>> begin Task data

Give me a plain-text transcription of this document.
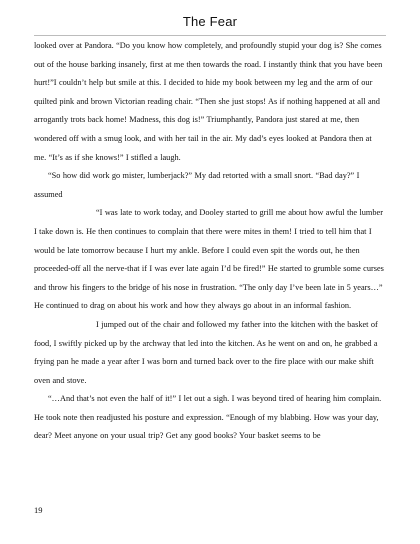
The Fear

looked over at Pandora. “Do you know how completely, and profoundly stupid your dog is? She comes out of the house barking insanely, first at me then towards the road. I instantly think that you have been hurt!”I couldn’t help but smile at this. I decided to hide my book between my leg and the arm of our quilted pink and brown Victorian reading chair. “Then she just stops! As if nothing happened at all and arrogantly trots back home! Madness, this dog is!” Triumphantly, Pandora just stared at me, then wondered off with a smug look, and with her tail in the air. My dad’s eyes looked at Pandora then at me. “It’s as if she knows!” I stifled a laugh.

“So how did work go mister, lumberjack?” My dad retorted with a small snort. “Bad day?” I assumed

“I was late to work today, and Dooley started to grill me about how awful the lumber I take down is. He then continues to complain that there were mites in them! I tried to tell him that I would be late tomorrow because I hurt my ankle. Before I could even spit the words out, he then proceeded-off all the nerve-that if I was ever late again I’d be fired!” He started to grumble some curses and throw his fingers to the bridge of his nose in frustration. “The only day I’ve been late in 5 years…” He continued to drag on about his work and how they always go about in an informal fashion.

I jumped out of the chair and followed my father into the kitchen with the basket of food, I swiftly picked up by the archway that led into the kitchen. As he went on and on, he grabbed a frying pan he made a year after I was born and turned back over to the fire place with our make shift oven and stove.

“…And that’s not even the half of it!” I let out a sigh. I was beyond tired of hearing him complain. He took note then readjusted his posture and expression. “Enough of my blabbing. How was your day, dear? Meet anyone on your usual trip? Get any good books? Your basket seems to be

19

>> end Task data
>> begin Task data

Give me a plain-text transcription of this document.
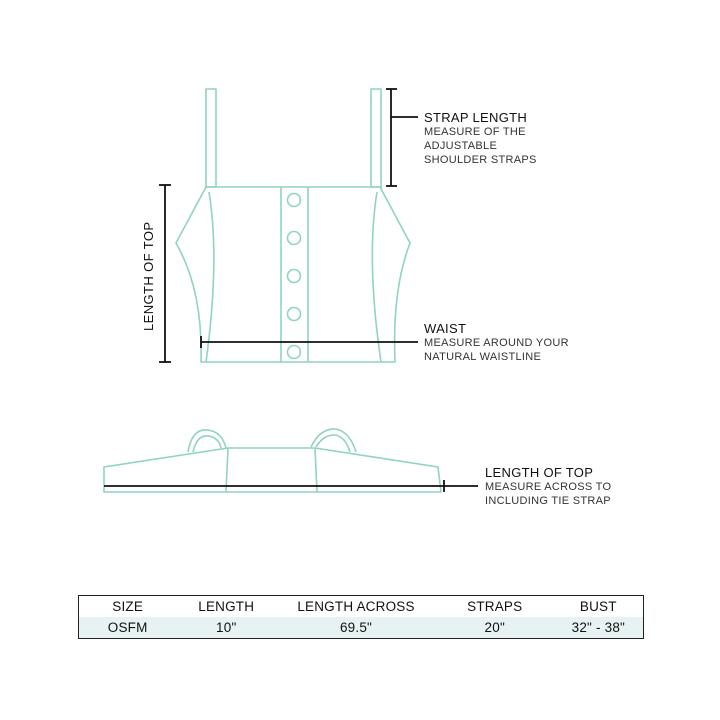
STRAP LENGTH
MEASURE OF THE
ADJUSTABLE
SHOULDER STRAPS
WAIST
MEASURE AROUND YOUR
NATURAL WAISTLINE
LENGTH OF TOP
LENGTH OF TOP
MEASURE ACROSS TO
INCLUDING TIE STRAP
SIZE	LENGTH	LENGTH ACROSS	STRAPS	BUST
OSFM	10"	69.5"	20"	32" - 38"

>> end Task data

◆ Stated goal
Go through the records. Copy each line where "ACROSS" appears.

◆ The solution
MEASURE ACROSS TO
SIZE	LENGTH	LENGTH ACROSS	STRAPS	BUST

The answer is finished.